Set problem.
Among the lines below, list those containing the string "shield".

Records to use.
+===+
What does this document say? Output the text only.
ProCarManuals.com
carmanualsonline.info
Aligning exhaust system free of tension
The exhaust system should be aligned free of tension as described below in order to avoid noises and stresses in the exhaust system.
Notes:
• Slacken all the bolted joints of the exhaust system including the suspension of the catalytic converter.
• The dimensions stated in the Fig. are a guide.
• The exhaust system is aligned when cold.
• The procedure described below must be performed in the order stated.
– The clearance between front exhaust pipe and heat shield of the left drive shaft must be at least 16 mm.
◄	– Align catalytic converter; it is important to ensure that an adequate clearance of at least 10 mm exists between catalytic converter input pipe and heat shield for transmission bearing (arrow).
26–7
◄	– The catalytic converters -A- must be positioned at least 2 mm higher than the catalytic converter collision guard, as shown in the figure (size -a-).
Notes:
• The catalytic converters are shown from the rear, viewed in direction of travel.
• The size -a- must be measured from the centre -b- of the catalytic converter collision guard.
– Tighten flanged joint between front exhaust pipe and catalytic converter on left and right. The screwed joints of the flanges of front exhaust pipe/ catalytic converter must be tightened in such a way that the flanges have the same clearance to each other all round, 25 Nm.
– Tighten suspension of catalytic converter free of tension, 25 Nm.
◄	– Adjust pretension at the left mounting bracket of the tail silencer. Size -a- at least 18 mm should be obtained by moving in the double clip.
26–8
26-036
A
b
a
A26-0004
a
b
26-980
+===+
Expected answer.
– The clearance between front exhaust pipe and heat shield of the left drive shaft must be at least 16 mm.
◄	– Align catalytic converter; it is important to ensure that an adequate clearance of at least 10 mm exists between catalytic converter input pipe and heat shield for transmission bearing (arrow).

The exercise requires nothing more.